INSTRUCTIONS TO FOLLOW - Render the following material again verbatim, leaving nothing out.

A run of records
───
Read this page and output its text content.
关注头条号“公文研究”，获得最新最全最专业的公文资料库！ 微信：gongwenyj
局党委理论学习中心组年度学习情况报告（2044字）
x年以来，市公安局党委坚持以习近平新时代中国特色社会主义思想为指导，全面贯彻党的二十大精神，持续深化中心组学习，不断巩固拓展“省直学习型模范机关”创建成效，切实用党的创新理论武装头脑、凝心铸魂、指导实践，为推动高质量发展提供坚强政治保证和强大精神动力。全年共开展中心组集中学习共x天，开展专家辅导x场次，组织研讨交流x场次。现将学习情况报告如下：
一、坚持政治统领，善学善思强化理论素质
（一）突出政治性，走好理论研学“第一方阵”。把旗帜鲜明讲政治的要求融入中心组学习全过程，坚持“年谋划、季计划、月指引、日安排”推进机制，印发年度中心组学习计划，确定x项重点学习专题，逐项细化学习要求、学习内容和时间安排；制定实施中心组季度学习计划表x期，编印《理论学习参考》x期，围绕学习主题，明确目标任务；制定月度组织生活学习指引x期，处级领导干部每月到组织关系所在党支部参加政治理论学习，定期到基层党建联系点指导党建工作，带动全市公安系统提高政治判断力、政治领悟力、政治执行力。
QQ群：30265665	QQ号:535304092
───
THE RESULT -
Read this page and output its text content.
关注头条号“公文研究”，获得最新最全最专业的公文资料库！ 微信：gongwenyj
局党委理论学习中心组年度学习情况报告（2044字）
x年以来，市公安局党委坚持以习近平新时代中国特色社会主义思想为指导，全面贯彻党的二十大精神，持续深化中心组学习，不断巩固拓展“省直学习型模范机关”创建成效，切实用党的创新理论武装头脑、凝心铸魂、指导实践，为推动高质量发展提供坚强政治保证和强大精神动力。全年共开展中心组集中学习共x天，开展专家辅导x场次，组织研讨交流x场次。现将学习情况报告如下：
一、坚持政治统领，善学善思强化理论素质
（一）突出政治性，走好理论研学“第一方阵”。把旗帜鲜明讲政治的要求融入中心组学习全过程，坚持“年谋划、季计划、月指引、日安排”推进机制，印发年度中心组学习计划，确定x项重点学习专题，逐项细化学习要求、学习内容和时间安排；制定实施中心组季度学习计划表x期，编印《理论学习参考》x期，围绕学习主题，明确目标任务；制定月度组织生活学习指引x期，处级领导干部每月到组织关系所在党支部参加政治理论学习，定期到基层党建联系点指导党建工作，带动全市公安系统提高政治判断力、政治领悟力、政治执行力。
QQ群：30265665	QQ号:535304092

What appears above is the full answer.